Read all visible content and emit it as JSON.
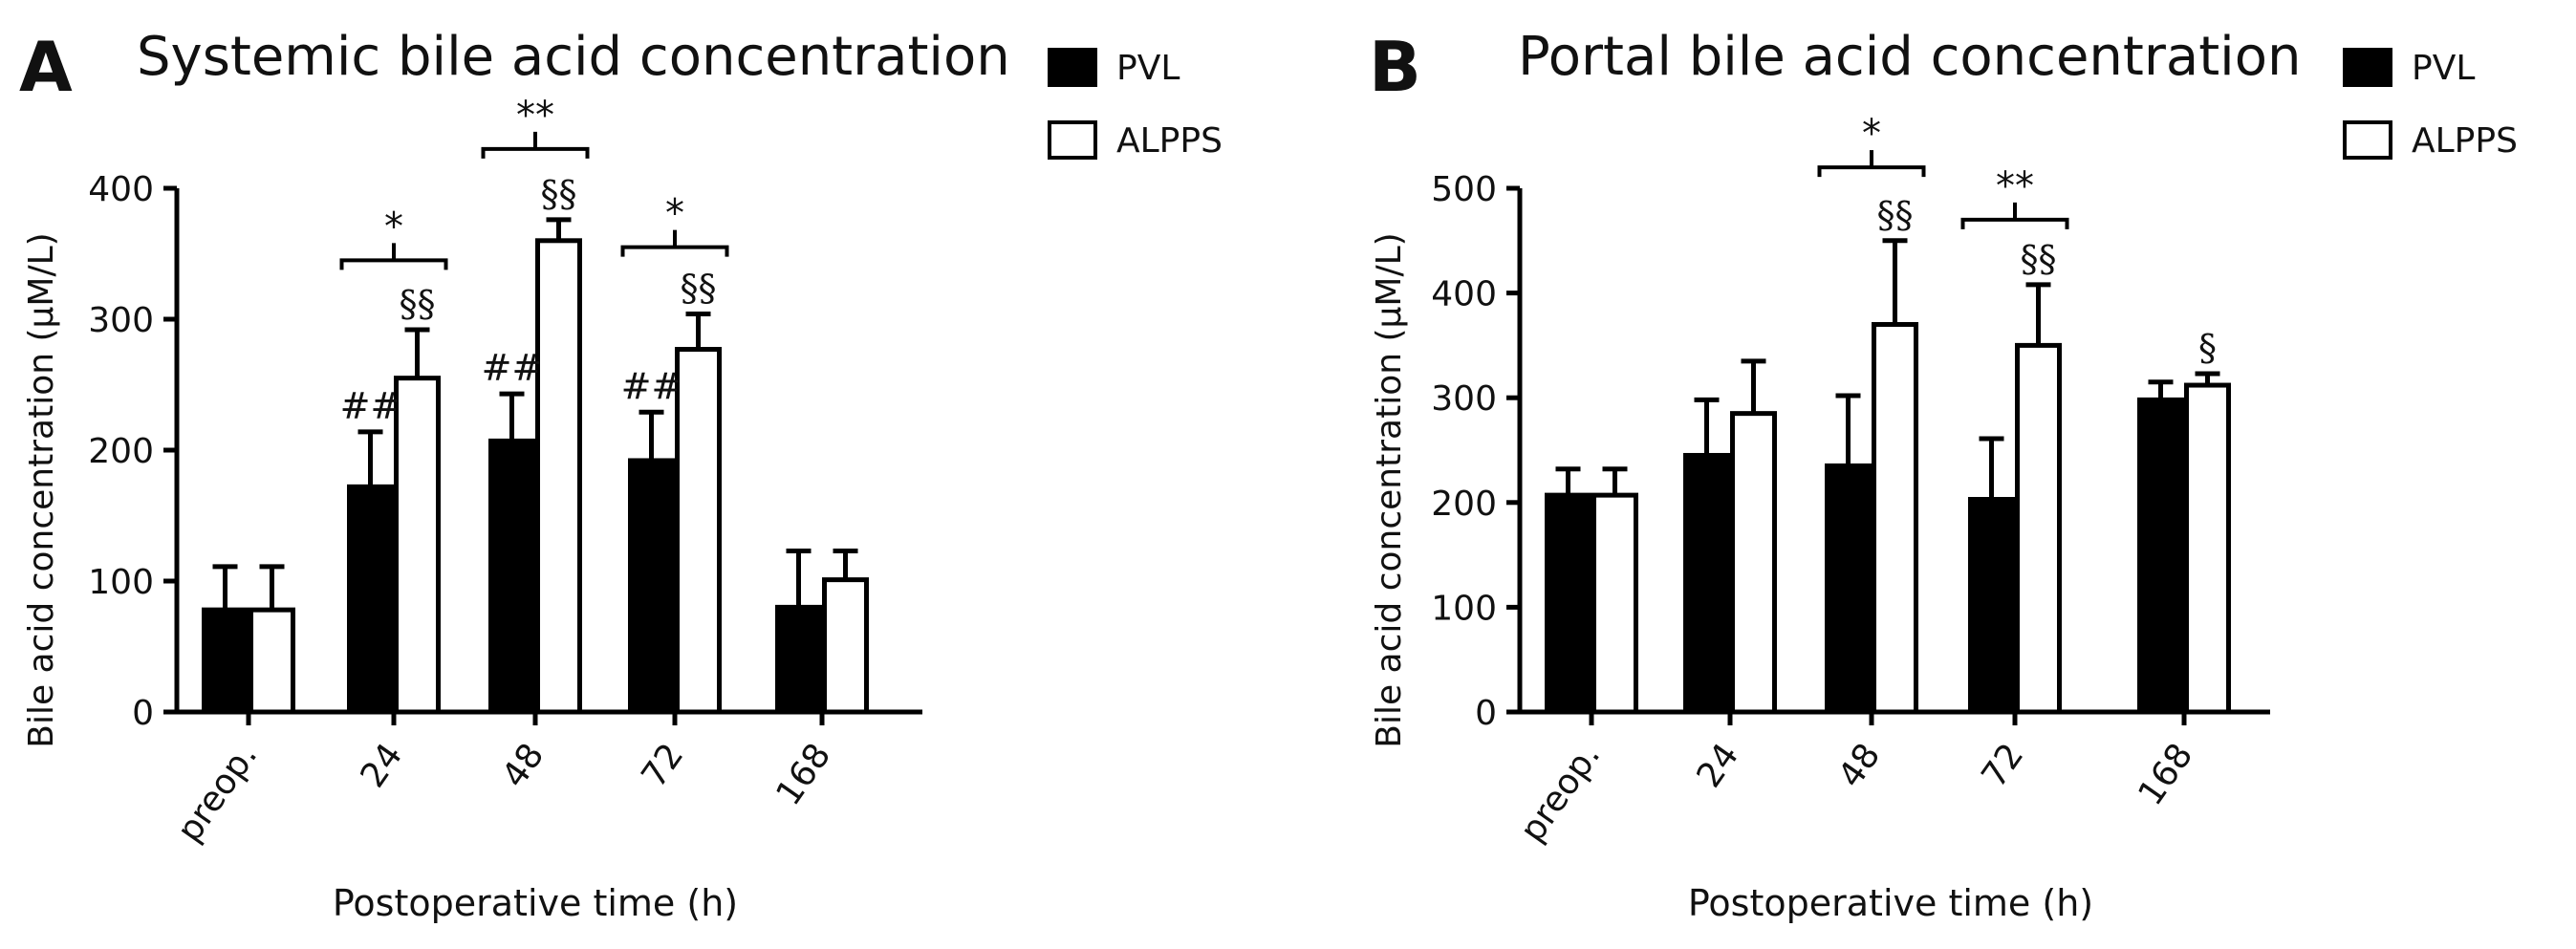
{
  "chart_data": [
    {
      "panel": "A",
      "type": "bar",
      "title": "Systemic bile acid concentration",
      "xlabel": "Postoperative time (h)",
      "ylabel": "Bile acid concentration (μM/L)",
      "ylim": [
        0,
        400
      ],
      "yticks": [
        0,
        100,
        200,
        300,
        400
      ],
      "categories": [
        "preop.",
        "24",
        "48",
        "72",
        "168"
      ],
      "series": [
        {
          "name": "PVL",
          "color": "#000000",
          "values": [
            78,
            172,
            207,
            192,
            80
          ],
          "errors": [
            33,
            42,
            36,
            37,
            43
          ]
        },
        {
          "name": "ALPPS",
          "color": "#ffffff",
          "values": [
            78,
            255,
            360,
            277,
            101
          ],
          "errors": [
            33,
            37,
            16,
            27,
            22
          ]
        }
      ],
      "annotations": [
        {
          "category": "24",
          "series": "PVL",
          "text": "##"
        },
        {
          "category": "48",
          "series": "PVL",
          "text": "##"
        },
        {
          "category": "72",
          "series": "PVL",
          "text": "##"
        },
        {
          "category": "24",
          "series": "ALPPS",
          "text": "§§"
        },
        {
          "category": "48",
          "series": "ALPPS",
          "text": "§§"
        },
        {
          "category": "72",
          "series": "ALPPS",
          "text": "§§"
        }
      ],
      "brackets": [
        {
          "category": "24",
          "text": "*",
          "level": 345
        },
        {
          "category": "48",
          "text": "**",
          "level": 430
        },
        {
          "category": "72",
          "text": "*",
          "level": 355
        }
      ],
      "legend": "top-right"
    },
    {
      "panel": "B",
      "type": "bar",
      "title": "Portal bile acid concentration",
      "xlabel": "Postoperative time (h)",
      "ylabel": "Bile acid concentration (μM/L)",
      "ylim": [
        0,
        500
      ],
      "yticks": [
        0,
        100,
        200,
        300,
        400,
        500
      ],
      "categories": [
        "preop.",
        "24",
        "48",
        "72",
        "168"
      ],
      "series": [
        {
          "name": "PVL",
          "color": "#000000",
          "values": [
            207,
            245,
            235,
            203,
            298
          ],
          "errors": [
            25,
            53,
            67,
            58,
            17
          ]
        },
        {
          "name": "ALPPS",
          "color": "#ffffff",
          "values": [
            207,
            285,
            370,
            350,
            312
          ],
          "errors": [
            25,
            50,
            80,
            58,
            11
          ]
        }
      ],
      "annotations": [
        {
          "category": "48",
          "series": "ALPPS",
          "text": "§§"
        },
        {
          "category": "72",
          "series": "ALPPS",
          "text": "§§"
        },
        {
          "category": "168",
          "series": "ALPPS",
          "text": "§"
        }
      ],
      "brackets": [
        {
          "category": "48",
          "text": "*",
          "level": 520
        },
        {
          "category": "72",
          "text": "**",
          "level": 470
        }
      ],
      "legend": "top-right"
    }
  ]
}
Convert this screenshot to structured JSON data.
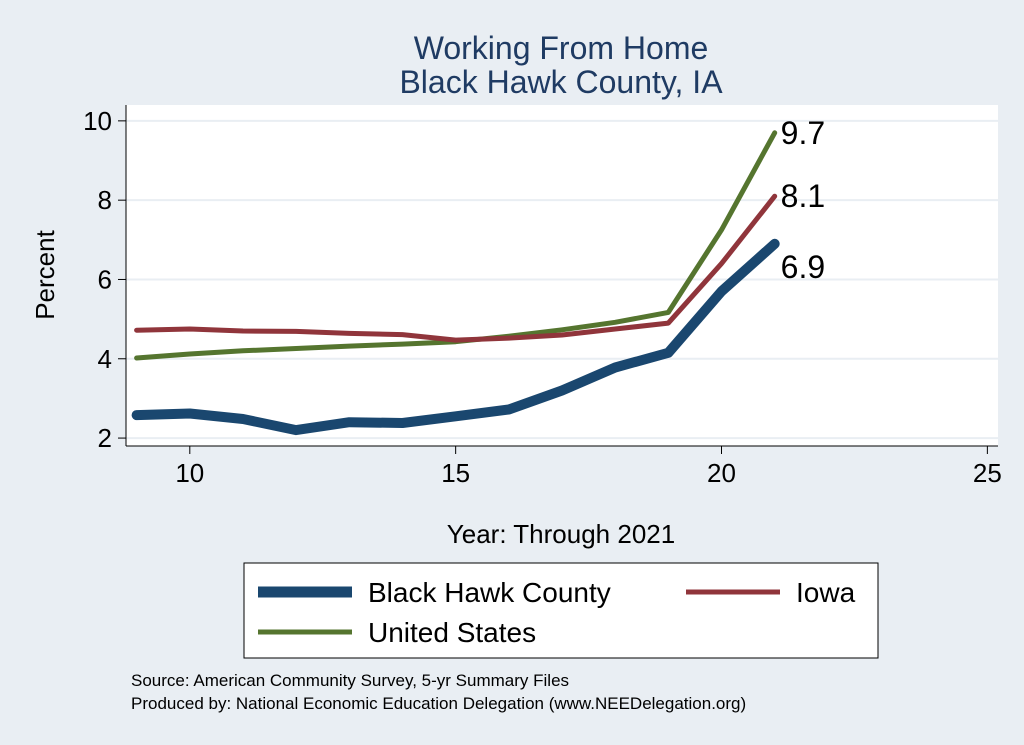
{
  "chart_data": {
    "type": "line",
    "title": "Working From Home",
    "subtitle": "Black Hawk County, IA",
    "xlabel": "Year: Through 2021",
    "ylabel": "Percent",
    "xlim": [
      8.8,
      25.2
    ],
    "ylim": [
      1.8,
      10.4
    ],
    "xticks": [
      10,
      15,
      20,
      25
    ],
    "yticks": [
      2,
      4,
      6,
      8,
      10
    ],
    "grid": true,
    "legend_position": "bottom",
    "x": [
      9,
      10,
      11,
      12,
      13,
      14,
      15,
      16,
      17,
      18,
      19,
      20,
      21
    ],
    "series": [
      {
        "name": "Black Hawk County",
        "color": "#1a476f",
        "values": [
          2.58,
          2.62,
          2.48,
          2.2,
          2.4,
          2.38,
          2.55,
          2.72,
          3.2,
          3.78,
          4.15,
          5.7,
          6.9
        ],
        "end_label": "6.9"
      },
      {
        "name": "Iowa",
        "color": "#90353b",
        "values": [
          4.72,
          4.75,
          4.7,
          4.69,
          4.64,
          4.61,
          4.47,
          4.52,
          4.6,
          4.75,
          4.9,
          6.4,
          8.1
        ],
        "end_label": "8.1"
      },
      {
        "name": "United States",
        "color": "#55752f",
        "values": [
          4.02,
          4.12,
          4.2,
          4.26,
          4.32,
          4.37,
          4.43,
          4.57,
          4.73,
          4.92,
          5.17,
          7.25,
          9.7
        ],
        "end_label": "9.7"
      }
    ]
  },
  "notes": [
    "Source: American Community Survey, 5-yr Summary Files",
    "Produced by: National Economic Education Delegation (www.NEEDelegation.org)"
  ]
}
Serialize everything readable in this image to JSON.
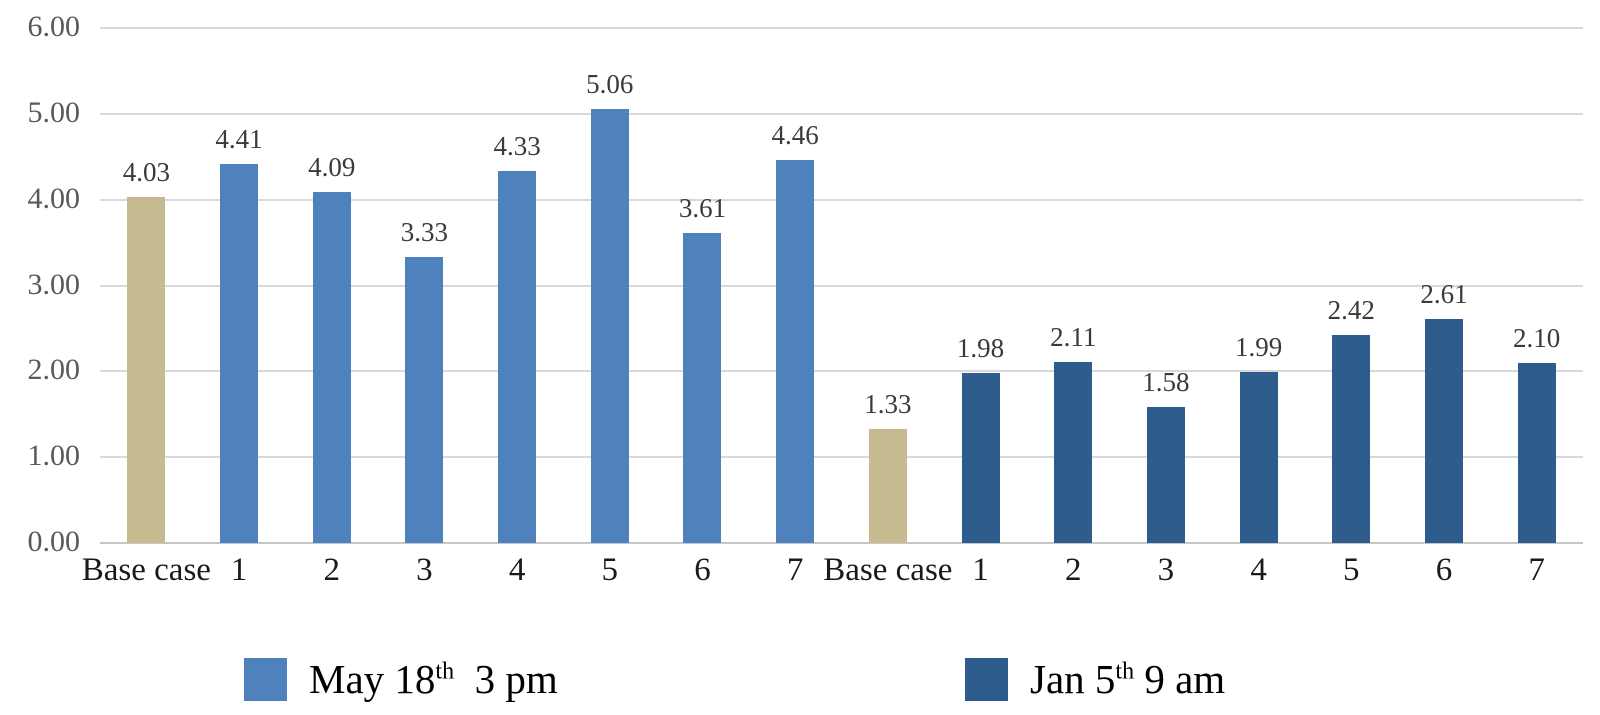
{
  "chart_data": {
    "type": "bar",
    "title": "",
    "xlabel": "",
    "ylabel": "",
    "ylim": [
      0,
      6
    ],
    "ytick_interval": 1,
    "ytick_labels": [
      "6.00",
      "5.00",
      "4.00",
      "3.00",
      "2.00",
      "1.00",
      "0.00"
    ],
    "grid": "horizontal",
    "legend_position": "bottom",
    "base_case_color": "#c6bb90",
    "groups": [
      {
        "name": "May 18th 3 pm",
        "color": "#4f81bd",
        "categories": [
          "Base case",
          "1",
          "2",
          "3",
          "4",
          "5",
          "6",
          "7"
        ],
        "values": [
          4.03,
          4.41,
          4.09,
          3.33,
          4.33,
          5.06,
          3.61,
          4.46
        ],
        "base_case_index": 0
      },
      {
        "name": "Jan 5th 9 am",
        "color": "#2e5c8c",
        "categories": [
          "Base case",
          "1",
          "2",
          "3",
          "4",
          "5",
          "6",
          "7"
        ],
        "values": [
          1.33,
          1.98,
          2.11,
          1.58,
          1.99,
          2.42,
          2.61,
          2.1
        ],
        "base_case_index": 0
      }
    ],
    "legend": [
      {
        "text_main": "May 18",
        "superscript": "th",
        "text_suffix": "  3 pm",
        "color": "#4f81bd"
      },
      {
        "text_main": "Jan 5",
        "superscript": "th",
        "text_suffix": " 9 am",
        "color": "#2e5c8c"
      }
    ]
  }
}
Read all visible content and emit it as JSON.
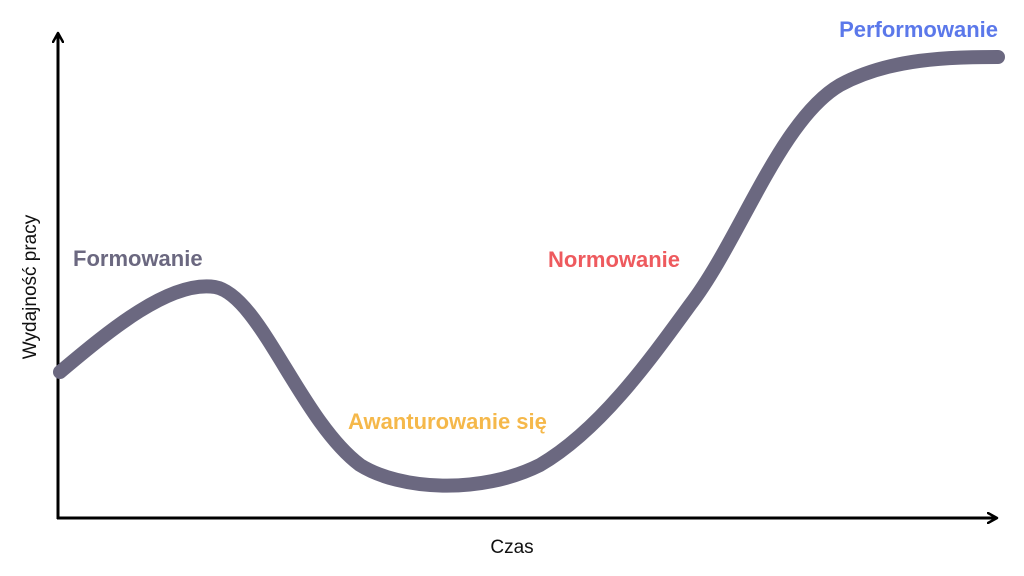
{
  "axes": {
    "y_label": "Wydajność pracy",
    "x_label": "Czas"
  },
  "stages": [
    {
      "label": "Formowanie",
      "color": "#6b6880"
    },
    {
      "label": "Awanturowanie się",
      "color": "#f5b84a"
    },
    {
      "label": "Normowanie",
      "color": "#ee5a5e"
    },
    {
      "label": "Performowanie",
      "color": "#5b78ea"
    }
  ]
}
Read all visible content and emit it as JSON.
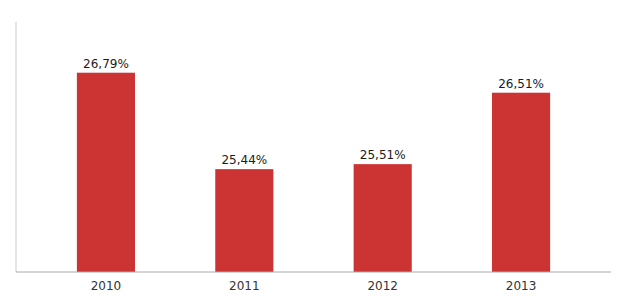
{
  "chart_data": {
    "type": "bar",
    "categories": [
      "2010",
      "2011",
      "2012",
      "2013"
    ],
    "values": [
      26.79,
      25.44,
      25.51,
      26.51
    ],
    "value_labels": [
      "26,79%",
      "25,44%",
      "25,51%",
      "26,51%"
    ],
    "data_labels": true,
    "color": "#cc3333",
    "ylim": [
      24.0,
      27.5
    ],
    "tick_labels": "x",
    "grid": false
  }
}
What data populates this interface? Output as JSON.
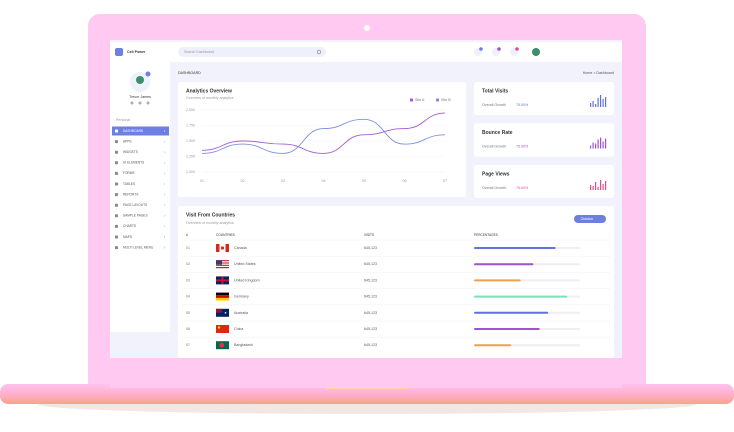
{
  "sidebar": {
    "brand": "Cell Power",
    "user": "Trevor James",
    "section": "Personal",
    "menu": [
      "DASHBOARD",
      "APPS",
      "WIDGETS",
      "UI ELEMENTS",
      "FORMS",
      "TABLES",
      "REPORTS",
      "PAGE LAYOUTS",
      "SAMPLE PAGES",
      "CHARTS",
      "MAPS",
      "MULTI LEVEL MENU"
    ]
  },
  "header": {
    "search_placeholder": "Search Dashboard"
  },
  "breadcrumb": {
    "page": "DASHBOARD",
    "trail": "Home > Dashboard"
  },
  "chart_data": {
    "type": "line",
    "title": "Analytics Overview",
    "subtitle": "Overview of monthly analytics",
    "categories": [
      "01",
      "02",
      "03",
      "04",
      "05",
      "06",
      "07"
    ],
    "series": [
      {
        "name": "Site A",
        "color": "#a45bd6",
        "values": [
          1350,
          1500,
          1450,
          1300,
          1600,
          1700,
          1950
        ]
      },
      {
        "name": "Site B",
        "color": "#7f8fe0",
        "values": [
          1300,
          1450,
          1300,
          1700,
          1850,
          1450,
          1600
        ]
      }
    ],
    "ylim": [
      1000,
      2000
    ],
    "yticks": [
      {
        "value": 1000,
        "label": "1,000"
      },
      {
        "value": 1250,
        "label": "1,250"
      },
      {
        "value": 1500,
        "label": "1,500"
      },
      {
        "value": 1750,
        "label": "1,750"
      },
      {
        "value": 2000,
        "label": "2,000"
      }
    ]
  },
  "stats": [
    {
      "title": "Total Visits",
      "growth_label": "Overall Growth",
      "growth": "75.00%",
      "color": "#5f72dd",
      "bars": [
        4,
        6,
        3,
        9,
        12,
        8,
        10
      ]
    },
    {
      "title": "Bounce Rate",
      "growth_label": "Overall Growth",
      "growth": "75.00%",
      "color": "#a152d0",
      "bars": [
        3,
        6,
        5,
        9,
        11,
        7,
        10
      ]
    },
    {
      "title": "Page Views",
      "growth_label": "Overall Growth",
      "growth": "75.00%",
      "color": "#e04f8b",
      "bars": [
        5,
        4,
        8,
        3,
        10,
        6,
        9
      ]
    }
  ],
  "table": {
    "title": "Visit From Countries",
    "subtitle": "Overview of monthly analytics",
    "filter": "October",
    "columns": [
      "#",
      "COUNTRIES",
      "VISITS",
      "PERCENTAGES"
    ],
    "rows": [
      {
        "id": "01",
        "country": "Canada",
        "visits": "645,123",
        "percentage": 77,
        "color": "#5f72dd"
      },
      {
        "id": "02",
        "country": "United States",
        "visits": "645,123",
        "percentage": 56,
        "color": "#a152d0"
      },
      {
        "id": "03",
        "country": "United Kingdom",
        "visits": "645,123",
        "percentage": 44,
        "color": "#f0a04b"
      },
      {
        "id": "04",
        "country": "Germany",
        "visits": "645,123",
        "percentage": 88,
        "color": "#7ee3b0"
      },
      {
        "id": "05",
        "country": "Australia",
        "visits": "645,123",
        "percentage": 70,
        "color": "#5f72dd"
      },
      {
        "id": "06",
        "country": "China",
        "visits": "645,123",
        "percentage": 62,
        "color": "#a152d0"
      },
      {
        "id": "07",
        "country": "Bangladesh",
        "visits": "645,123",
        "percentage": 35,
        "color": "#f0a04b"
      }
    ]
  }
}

# Objective
From the listing above, copy every line that includes the word "acid".

# Written solution
      "title": "Systemic bile acid concentration",
      "ylabel": "Bile acid concentration (μM/L)",
      "title": "Portal bile acid concentration",
      "ylabel": "Bile acid concentration (μM/L)",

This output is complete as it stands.